* TASK BRIEF
Scan the following material for the string "jakamista" and copy each line in which it appears.

--- BEGIN ---

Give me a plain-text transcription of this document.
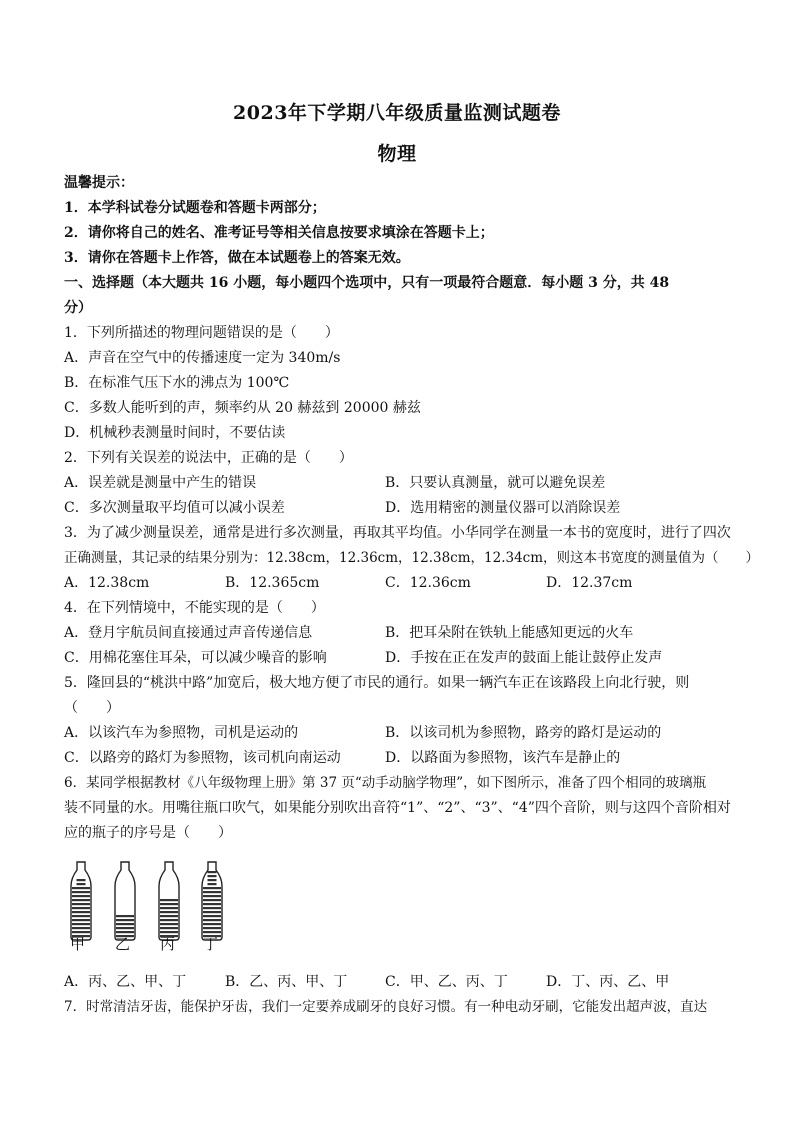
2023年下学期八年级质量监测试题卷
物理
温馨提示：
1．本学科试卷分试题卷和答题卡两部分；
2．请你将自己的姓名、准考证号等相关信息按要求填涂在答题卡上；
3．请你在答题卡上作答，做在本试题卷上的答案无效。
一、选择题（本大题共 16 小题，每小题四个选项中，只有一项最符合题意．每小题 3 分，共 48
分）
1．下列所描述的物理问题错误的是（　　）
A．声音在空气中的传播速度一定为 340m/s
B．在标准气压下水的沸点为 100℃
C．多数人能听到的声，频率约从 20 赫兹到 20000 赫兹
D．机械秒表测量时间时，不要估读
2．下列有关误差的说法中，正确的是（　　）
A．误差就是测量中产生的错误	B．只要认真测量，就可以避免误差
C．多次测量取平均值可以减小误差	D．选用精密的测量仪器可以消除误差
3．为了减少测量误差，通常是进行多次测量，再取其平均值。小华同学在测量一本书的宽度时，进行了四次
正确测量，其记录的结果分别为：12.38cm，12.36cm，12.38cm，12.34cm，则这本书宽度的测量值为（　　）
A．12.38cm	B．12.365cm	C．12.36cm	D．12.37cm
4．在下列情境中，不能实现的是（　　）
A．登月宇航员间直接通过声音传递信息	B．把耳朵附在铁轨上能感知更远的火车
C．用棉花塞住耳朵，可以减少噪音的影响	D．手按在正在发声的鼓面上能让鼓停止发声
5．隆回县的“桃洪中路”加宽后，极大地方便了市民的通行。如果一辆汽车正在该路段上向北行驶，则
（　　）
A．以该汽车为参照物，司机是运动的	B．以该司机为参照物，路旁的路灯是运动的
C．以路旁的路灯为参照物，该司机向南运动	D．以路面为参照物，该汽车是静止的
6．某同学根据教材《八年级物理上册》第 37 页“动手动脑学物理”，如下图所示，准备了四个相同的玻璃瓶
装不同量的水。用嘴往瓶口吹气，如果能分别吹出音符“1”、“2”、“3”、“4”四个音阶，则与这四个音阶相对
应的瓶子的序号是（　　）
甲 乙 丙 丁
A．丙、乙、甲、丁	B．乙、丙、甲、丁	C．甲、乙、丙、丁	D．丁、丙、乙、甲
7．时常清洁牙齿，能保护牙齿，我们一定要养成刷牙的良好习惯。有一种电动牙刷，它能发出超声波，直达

--- END ---
--- BEGIN ---

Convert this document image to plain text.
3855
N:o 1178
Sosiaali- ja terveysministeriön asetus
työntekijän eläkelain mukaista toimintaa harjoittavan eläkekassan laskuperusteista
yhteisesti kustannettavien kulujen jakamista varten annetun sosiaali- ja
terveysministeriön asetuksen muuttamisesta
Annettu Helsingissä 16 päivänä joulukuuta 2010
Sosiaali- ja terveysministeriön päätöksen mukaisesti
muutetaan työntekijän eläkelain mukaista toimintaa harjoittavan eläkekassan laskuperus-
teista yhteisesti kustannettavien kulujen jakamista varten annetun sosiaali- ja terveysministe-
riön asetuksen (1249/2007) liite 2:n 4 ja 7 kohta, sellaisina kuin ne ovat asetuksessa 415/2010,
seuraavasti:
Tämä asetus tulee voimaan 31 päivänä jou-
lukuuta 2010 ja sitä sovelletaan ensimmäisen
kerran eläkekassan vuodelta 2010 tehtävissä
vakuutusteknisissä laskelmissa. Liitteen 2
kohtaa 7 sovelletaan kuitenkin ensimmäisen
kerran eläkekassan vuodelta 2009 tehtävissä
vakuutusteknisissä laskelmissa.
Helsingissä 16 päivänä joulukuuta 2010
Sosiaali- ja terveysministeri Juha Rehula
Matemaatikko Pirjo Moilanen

--- END ---

* THE OUTPUT
yhteisesti kustannettavien kulujen jakamista varten annetun sosiaali- ja
teista yhteisesti kustannettavien kulujen jakamista varten annetun sosiaali- ja terveysministe-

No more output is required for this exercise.